▶ _Task to complete_:
Narrow the data below down to the lines containing "Market".

▶ _Stored records_:

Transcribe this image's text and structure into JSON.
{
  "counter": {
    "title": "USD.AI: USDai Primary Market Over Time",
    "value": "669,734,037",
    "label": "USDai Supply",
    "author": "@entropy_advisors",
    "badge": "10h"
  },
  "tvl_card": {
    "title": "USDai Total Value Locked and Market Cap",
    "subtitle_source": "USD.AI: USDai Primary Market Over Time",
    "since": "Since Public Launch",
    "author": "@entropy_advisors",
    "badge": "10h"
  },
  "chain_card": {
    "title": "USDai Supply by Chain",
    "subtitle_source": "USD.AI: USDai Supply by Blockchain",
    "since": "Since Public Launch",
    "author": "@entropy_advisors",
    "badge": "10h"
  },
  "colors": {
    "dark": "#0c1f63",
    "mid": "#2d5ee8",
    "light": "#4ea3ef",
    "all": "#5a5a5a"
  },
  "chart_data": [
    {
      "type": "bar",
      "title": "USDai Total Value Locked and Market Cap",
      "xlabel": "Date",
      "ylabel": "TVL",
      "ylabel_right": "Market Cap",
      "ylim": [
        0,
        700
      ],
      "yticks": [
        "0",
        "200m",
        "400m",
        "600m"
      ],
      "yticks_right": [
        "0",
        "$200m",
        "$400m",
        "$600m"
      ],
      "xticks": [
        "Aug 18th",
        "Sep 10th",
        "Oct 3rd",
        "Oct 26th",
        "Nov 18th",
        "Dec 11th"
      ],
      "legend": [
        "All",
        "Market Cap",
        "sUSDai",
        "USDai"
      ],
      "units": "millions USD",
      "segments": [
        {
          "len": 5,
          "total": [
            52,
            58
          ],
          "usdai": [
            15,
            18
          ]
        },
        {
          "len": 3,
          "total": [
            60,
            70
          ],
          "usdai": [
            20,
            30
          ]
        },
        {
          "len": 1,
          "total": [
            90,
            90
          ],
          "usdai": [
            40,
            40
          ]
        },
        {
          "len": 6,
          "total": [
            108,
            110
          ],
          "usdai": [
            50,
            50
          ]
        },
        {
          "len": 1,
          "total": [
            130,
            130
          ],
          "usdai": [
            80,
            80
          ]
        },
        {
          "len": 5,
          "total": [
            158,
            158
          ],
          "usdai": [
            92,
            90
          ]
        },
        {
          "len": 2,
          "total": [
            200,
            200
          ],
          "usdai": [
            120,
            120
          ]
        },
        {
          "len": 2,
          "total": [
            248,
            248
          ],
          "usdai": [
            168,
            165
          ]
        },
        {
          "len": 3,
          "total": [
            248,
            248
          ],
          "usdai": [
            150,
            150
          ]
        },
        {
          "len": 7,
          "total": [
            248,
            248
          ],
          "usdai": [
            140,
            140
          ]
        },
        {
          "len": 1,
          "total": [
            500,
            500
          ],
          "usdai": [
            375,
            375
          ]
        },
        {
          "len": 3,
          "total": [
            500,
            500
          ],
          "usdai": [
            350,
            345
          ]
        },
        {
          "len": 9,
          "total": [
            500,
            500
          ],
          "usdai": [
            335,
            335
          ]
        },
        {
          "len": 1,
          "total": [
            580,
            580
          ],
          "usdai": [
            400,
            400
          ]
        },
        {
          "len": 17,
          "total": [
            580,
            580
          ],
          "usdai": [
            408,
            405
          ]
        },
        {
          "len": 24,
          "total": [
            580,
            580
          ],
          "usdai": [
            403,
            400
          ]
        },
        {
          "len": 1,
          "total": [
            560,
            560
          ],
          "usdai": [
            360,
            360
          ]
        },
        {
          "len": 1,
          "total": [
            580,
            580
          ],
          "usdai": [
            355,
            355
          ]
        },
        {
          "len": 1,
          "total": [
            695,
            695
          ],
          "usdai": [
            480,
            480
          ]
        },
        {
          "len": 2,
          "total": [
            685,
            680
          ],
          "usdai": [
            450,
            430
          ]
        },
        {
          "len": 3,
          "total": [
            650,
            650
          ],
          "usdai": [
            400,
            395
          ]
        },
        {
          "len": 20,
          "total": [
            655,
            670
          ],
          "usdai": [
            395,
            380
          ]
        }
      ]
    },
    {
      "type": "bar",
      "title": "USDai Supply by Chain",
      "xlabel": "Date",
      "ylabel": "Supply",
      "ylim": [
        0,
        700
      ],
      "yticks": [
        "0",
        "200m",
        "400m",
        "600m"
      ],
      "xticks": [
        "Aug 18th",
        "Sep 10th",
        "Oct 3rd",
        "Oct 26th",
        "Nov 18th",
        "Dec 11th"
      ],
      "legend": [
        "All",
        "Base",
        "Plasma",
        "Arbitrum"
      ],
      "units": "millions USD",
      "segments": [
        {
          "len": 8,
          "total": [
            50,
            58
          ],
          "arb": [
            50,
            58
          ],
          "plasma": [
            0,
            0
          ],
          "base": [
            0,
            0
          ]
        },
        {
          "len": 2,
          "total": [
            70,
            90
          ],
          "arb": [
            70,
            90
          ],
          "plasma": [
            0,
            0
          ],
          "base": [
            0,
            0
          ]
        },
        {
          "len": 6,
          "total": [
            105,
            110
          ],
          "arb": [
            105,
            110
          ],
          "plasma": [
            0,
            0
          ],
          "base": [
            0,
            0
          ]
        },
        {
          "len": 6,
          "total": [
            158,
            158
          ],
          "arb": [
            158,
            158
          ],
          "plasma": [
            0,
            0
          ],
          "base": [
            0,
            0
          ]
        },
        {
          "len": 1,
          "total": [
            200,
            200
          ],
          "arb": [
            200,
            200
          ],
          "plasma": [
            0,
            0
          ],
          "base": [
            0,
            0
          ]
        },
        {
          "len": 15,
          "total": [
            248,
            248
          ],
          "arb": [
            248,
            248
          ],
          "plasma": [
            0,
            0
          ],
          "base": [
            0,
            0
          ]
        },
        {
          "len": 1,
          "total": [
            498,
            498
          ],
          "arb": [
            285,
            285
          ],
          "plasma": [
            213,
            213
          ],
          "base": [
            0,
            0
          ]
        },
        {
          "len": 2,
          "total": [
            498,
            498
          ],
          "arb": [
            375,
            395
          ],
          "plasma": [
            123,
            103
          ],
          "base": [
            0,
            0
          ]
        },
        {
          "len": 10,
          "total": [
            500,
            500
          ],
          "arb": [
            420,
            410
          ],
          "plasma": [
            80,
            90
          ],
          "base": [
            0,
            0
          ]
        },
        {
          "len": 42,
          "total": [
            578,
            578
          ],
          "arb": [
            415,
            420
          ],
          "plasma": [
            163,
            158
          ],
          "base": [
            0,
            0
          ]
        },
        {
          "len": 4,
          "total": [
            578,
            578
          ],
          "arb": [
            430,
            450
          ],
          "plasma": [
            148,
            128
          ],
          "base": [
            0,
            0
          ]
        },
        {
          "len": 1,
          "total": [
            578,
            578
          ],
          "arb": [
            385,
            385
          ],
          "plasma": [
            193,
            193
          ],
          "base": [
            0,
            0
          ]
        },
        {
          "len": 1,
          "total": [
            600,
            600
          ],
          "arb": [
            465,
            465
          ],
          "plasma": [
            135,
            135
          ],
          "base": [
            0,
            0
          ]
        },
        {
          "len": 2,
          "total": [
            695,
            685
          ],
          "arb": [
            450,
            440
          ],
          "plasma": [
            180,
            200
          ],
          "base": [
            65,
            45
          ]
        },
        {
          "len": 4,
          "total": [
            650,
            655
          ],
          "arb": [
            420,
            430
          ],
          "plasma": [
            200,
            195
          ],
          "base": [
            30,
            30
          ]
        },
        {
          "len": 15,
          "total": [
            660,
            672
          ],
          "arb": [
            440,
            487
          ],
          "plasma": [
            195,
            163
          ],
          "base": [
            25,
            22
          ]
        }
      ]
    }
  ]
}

▶ _Task answer_:
    "title": "USD.AI: USDai Primary Market Over Time",
    "title": "USDai Total Value Locked and Market Cap",
    "subtitle_source": "USD.AI: USDai Primary Market Over Time",
      "title": "USDai Total Value Locked and Market Cap",
      "ylabel_right": "Market Cap",
        "Market Cap",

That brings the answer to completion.